■ **Task objective**:
Your task is to copy every line of the entries that contains "accent".

======== Data in this exercise ========

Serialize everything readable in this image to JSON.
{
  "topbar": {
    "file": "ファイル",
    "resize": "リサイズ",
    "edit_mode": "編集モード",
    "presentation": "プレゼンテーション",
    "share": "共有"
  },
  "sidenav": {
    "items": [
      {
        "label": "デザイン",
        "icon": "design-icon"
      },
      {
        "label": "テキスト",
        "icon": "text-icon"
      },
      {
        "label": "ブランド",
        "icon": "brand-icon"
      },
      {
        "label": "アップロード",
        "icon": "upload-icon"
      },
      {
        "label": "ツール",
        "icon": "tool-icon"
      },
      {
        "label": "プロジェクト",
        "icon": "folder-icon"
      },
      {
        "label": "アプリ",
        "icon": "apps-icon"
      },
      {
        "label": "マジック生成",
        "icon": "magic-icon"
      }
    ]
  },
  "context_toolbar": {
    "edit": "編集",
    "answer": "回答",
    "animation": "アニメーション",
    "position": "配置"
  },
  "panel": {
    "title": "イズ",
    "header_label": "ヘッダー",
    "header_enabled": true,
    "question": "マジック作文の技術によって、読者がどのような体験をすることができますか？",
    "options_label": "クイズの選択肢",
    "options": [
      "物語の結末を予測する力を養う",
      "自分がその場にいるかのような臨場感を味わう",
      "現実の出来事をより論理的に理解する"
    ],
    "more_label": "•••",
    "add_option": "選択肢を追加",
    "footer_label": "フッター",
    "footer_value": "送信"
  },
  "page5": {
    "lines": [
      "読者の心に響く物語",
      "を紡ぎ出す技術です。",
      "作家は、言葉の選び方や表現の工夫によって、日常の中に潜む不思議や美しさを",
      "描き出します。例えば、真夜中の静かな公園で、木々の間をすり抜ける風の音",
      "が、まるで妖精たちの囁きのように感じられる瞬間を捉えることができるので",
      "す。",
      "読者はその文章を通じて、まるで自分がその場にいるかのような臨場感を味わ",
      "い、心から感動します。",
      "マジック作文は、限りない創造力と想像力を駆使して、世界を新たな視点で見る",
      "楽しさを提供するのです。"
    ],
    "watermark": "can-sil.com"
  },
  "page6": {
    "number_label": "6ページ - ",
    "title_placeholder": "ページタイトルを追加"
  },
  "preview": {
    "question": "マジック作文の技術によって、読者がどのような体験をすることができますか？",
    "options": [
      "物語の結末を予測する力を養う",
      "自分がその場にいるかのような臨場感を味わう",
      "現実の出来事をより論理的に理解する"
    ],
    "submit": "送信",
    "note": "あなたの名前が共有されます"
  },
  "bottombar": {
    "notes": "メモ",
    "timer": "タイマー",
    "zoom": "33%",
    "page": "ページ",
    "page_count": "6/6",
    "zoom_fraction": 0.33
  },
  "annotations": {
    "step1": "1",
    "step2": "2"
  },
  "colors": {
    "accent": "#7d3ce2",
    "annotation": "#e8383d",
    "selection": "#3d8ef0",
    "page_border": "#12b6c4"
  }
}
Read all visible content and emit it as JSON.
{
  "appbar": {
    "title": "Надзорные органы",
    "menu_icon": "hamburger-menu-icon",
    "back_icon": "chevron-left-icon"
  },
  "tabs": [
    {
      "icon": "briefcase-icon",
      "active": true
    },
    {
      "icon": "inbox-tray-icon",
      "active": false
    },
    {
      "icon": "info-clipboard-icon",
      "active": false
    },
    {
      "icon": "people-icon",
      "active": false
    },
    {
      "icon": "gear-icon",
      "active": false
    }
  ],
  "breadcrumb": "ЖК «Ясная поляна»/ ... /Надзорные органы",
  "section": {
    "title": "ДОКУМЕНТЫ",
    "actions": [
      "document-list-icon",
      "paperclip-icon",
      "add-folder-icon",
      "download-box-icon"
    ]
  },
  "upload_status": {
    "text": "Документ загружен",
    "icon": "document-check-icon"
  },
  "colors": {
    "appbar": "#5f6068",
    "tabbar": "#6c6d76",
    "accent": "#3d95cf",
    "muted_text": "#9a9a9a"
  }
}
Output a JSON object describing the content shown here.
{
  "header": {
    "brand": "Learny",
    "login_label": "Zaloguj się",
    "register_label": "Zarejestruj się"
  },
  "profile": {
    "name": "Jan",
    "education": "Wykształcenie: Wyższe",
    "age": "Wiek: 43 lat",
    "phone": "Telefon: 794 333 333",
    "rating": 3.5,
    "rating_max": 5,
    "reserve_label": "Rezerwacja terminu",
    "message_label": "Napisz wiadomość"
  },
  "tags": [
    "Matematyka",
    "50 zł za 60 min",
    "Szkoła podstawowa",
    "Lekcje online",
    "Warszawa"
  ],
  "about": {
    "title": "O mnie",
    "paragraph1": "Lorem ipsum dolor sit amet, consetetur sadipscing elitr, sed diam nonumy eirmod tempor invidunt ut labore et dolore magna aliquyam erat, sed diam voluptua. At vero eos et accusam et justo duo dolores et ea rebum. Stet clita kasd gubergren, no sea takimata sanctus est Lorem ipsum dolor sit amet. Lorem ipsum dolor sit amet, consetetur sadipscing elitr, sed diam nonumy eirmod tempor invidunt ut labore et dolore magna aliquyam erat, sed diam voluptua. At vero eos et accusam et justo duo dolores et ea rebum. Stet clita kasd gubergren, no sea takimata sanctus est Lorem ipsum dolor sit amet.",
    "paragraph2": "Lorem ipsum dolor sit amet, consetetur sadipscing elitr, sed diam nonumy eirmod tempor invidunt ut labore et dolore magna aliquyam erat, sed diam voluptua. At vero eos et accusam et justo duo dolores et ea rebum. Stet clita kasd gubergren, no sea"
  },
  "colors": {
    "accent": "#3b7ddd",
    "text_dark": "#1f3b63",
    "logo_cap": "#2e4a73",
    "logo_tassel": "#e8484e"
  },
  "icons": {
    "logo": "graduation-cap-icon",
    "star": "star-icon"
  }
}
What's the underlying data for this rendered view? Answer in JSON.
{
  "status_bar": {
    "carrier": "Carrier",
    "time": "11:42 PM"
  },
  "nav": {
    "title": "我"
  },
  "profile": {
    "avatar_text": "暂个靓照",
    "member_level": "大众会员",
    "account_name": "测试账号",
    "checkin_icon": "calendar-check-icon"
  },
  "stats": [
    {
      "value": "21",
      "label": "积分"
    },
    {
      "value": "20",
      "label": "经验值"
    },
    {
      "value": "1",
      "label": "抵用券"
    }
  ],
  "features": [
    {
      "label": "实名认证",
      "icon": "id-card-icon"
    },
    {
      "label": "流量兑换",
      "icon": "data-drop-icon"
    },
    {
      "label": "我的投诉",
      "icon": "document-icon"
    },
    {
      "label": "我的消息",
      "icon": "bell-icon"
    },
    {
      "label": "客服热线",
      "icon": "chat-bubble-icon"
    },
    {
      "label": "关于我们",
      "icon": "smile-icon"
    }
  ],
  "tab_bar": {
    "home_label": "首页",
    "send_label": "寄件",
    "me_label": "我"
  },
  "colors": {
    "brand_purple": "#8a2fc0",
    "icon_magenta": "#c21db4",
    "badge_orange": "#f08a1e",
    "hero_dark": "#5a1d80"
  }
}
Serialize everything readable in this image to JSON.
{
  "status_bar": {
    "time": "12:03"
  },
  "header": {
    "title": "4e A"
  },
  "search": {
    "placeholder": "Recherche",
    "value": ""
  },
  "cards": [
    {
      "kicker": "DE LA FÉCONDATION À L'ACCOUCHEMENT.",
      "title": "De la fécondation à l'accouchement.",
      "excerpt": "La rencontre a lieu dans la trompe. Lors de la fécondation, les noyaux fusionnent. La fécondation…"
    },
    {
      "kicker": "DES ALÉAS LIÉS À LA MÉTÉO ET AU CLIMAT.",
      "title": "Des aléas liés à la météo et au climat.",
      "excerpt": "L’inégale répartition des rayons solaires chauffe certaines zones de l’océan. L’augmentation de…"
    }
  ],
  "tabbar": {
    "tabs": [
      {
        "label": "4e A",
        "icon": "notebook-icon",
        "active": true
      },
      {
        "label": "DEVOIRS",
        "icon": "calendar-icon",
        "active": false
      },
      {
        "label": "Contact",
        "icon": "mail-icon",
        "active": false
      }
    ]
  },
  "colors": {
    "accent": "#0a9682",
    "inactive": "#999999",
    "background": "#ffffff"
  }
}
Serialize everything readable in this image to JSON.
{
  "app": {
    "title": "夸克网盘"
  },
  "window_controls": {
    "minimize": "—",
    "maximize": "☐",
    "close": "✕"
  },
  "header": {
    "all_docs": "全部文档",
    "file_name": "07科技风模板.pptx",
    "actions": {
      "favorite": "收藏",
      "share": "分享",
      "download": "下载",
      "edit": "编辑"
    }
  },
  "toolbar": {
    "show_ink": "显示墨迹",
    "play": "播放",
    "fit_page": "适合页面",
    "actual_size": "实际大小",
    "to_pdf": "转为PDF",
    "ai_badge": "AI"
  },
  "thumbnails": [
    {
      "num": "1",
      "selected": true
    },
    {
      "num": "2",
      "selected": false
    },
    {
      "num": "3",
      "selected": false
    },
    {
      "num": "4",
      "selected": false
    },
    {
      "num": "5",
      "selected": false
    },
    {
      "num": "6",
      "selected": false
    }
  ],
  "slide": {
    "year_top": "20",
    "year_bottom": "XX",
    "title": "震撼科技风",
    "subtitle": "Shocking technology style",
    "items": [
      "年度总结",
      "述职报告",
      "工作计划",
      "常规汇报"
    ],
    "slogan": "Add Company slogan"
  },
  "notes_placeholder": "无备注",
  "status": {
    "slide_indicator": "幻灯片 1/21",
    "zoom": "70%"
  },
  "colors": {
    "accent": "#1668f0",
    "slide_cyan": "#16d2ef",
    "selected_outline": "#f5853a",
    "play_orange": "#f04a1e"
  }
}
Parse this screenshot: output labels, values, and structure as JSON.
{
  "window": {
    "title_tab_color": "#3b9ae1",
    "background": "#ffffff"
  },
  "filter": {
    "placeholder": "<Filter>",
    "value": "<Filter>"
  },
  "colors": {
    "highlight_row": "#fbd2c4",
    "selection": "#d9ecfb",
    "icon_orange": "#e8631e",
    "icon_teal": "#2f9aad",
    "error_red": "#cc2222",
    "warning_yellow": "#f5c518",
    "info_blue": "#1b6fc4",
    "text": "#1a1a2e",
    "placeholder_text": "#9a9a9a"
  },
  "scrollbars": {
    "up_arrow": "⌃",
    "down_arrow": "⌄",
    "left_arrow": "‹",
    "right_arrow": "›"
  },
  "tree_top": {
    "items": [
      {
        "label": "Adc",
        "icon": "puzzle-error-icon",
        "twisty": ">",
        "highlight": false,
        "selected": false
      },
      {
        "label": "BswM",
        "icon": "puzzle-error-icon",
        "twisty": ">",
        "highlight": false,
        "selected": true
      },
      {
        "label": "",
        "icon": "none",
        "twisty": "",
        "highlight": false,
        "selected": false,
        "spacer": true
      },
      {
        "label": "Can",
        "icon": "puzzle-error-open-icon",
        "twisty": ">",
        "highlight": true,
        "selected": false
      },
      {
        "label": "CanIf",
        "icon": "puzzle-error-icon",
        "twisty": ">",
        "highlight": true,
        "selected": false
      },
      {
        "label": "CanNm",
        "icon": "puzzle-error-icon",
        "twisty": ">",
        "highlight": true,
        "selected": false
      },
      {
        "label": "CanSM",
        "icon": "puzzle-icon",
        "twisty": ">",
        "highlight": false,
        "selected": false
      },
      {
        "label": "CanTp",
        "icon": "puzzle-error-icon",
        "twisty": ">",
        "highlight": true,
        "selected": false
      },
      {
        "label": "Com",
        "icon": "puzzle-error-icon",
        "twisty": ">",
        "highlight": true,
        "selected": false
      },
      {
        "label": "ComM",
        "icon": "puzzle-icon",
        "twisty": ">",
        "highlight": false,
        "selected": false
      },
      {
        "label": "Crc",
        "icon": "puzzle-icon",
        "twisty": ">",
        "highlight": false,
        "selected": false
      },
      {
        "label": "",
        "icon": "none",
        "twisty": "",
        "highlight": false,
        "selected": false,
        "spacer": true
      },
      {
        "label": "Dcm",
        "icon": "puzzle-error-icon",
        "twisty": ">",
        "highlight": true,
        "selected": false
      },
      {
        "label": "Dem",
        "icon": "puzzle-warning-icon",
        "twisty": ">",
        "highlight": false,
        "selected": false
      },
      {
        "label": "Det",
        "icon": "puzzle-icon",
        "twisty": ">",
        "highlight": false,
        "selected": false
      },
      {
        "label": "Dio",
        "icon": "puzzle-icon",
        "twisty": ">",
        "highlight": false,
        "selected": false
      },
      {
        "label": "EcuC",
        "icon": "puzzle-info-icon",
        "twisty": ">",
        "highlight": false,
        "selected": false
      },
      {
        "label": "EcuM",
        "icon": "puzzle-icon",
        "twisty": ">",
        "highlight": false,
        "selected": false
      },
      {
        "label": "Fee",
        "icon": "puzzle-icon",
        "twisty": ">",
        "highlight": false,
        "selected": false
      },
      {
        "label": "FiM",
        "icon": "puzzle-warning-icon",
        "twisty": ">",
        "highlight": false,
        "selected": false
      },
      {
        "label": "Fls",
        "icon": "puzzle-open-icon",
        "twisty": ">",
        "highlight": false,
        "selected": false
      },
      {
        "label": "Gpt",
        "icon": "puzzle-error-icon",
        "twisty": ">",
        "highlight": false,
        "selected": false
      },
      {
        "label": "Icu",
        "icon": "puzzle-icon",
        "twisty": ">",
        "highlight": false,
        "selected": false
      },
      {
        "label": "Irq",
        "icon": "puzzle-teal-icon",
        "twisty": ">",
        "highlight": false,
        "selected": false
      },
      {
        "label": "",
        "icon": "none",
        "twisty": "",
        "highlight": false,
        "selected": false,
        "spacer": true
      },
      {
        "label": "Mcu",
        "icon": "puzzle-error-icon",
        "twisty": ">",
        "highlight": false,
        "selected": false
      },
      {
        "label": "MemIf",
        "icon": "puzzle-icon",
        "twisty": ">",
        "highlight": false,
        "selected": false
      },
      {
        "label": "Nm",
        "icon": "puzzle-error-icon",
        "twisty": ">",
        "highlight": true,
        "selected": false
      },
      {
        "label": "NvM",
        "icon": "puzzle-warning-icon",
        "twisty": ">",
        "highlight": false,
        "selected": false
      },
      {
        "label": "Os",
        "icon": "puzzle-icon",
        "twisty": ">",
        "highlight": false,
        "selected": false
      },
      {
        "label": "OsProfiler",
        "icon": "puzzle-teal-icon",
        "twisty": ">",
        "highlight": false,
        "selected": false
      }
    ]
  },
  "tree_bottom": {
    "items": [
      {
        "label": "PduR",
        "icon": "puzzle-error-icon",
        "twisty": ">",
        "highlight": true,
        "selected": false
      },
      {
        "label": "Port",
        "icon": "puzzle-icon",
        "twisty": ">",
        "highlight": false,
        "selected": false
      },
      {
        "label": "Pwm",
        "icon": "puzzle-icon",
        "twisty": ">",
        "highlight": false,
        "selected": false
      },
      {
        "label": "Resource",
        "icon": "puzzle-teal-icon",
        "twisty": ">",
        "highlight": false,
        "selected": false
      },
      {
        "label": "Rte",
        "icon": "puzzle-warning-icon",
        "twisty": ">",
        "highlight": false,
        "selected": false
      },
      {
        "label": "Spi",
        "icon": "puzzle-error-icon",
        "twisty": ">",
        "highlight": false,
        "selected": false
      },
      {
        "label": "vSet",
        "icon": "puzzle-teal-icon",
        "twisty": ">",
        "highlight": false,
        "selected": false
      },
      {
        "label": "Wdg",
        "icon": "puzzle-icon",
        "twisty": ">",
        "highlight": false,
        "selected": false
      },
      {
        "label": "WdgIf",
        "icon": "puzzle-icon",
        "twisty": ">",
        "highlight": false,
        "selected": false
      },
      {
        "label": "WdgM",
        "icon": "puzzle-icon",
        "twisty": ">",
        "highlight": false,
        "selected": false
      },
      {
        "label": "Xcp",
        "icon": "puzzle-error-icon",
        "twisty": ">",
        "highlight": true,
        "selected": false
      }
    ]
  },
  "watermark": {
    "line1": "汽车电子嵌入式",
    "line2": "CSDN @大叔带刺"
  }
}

========

■ **Exercise solution**:
    "accent": "#7d3ce2",
    "accent": "#3d95cf",
    "accent": "#3b7ddd",
    "accent": "#0a9682",
    "accent": "#1668f0",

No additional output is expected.